=== WHAT THE TASK ASKS ===
Please write out, word for word, the lines of the entries below between the one holding "What elements are" and the one holding "Y-axis label: bits", inclusive.
———
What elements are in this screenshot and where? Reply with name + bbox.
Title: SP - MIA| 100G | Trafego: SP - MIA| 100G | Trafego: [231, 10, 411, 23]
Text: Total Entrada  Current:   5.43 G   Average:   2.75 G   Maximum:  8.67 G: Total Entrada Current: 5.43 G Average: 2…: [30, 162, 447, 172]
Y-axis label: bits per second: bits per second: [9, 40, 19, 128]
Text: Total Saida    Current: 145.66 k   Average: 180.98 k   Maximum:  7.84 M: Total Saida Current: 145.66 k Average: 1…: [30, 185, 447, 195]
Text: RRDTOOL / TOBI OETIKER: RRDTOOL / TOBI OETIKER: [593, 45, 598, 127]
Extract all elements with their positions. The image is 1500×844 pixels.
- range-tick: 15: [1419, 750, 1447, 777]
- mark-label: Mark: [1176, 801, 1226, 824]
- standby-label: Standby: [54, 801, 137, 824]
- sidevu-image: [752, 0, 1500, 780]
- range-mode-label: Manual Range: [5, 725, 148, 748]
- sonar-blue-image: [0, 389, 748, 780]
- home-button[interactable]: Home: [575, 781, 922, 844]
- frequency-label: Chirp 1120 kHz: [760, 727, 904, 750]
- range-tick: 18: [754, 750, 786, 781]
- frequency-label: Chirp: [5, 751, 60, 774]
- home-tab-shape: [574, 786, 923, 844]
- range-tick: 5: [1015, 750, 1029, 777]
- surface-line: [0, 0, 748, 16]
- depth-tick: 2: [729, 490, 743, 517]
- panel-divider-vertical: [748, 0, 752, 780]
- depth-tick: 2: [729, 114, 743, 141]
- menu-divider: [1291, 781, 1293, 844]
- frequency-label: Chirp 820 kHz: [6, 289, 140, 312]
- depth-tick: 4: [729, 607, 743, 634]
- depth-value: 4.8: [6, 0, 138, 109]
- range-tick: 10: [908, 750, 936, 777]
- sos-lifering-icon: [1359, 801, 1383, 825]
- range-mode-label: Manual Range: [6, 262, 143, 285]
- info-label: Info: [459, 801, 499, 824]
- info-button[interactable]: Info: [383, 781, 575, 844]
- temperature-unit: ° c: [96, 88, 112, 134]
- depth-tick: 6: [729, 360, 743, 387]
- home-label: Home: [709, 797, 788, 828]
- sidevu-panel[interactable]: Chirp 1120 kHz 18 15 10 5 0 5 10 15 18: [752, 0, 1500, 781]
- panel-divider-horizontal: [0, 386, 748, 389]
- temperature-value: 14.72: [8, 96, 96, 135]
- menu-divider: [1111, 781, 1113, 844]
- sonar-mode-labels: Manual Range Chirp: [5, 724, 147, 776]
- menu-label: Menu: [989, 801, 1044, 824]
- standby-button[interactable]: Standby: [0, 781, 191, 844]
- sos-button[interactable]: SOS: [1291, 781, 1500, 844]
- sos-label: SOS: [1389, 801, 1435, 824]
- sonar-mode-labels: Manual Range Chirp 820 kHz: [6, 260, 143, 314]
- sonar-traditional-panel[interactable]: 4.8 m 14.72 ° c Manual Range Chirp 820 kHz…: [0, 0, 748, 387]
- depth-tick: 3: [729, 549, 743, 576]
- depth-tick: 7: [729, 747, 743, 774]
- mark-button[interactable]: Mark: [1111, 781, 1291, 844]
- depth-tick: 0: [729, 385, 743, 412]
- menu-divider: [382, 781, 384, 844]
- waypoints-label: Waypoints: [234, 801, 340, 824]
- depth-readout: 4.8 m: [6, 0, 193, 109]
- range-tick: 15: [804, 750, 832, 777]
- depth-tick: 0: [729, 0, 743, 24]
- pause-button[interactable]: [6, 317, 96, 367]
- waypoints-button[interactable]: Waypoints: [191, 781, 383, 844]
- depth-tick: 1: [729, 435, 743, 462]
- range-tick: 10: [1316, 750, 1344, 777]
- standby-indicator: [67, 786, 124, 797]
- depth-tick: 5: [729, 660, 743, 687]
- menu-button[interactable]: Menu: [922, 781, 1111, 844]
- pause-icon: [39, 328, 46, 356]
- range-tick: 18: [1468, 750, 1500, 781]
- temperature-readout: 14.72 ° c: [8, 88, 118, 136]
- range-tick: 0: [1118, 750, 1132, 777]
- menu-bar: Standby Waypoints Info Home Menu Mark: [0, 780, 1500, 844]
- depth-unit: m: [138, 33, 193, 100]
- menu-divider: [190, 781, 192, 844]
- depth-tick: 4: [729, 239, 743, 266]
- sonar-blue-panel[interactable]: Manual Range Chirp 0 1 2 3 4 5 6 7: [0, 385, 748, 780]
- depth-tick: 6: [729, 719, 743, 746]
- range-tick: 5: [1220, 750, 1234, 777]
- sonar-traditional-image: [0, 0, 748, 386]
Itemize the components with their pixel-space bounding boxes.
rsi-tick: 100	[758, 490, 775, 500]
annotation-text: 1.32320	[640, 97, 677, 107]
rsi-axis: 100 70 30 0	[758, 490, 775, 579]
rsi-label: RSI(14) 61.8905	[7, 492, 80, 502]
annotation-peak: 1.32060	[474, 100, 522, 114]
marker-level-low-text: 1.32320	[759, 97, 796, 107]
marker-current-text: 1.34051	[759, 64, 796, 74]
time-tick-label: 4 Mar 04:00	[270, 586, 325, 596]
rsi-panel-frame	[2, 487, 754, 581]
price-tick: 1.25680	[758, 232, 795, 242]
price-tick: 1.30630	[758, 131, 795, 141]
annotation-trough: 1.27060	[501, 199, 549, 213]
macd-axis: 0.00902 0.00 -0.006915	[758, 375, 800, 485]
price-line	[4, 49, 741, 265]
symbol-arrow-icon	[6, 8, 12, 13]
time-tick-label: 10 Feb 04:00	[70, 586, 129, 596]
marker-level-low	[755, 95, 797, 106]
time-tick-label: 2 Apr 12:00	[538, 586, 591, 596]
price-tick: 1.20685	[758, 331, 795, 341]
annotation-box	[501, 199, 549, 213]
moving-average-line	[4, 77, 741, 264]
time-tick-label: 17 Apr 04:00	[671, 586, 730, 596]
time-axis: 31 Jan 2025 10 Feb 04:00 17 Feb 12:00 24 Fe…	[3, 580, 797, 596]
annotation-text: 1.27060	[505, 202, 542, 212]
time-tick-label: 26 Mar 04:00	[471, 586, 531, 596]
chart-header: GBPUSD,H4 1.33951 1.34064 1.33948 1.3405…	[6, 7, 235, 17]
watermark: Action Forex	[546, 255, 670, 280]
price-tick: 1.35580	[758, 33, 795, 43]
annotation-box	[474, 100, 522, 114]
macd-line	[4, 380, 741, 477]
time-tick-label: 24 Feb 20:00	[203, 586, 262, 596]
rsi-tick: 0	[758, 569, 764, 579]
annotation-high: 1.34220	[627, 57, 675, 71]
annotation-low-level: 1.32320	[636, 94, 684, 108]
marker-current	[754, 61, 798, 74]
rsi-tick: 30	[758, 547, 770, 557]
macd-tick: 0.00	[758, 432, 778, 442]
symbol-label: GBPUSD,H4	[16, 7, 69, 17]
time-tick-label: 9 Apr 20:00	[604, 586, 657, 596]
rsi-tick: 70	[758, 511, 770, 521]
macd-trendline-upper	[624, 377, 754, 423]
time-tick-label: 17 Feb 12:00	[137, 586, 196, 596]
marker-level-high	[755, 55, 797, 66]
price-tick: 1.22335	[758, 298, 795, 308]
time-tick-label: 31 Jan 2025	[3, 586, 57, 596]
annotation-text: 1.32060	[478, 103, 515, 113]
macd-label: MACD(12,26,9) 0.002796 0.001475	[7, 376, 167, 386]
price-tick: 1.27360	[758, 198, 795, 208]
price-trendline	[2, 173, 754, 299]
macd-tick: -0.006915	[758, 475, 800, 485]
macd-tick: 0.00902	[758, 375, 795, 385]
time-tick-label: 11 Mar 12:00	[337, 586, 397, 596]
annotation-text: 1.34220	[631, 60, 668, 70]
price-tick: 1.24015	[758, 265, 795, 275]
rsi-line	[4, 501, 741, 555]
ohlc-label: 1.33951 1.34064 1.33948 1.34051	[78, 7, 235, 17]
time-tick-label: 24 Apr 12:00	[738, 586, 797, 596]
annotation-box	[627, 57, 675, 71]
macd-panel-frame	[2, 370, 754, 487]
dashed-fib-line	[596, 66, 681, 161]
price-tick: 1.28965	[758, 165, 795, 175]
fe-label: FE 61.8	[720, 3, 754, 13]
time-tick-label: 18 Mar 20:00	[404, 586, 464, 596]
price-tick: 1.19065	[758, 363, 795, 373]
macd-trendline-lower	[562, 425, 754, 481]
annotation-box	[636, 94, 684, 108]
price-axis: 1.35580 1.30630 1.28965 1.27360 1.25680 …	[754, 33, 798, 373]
———
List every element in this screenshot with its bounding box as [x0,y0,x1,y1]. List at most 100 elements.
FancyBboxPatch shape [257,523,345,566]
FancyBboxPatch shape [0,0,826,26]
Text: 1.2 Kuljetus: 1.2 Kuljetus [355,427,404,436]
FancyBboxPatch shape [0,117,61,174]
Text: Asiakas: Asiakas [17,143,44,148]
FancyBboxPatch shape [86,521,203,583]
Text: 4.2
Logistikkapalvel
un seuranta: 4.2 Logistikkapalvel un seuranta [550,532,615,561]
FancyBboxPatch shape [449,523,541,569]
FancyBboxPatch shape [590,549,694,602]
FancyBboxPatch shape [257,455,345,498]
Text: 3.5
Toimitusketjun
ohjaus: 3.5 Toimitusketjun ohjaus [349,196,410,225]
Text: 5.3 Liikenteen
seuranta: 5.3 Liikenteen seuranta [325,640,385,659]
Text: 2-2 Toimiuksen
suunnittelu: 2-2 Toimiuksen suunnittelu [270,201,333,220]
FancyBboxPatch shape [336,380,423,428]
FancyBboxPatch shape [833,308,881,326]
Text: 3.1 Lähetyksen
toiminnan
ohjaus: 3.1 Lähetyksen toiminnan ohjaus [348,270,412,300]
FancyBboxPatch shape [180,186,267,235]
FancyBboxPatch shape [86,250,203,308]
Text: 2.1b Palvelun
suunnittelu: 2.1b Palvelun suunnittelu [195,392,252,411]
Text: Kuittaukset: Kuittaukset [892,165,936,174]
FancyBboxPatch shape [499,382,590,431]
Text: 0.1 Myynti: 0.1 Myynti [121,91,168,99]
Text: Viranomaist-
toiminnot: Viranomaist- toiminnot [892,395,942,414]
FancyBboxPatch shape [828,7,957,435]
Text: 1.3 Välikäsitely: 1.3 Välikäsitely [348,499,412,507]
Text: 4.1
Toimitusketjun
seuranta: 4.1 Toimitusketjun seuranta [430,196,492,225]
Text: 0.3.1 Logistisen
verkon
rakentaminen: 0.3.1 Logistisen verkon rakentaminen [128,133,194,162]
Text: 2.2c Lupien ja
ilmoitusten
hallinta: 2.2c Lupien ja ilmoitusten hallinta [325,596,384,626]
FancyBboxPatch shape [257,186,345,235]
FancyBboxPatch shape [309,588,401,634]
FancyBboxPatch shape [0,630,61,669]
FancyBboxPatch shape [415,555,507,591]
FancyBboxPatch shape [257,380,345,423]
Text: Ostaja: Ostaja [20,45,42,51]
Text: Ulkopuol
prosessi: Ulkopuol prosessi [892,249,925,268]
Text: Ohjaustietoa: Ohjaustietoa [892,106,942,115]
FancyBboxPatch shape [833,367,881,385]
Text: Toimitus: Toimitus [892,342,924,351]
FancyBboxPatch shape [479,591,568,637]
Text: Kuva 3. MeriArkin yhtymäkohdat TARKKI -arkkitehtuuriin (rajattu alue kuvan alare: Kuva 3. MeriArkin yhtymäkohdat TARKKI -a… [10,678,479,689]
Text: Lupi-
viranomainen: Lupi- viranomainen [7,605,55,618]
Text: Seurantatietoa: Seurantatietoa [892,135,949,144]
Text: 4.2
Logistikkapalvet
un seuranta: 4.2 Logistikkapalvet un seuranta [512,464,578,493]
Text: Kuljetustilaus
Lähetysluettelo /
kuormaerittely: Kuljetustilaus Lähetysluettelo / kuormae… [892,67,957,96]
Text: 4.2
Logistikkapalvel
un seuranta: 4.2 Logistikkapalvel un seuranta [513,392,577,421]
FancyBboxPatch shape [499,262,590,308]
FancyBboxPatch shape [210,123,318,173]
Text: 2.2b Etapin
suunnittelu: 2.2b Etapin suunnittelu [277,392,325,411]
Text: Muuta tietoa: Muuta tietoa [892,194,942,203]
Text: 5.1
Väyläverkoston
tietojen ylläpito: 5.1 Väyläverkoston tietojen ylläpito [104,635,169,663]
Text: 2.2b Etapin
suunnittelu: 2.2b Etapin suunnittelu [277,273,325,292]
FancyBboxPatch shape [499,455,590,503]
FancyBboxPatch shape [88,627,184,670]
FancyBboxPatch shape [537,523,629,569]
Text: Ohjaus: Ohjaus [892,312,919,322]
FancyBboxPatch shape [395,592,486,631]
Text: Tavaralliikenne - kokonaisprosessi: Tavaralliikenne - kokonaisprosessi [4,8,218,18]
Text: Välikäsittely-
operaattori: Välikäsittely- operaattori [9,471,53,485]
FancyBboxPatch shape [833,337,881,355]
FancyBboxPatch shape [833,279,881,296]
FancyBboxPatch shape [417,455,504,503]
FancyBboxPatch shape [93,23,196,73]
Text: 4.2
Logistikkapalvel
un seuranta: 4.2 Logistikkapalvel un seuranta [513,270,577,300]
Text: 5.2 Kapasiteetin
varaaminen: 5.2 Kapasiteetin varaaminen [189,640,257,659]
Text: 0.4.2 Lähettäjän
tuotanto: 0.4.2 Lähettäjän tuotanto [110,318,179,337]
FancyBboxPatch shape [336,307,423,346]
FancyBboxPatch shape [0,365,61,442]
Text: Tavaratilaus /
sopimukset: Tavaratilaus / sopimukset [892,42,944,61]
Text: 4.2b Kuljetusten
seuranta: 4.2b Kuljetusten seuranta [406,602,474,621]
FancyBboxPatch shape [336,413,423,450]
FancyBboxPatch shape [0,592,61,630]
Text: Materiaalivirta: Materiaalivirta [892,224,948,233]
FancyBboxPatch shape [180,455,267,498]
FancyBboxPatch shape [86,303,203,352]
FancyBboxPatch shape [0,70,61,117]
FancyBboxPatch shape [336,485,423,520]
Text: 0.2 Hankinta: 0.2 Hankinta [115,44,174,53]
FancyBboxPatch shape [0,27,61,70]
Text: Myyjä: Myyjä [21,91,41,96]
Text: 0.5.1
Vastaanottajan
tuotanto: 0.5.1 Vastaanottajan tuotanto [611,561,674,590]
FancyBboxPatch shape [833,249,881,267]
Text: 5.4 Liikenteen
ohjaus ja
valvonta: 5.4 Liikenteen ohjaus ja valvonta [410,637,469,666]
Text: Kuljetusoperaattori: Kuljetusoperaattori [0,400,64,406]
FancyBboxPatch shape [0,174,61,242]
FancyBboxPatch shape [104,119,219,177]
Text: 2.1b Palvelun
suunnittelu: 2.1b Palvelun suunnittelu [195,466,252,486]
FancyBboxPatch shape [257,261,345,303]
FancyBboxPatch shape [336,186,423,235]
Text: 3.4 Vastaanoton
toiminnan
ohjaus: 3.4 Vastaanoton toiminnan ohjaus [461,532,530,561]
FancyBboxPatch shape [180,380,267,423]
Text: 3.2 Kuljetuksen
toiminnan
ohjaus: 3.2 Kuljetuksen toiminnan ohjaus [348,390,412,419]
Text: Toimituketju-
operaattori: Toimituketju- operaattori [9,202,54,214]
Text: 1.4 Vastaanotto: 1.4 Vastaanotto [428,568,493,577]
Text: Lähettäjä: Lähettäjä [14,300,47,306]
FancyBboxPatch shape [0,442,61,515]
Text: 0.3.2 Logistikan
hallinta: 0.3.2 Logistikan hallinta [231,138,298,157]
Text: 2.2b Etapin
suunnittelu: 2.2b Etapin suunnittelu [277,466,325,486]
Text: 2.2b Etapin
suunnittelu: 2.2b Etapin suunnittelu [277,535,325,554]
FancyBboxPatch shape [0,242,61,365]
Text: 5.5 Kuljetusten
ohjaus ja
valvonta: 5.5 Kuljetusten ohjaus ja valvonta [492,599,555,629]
———
=== IN RESPONSE ===
What elements are in this screenshot and where? Reply with name + bbox.
Title: SP - MIA| 100G | Trafego: SP - MIA| 100G | Trafego: [231, 10, 411, 23]
Text: Total Entrada  Current:   5.43 G   Average:   2.75 G   Maximum:  8.67 G: Total Entrada Current: 5.43 G Average: 2…: [30, 162, 447, 172]
Y-axis label: bits per second: bits per second: [9, 40, 19, 128]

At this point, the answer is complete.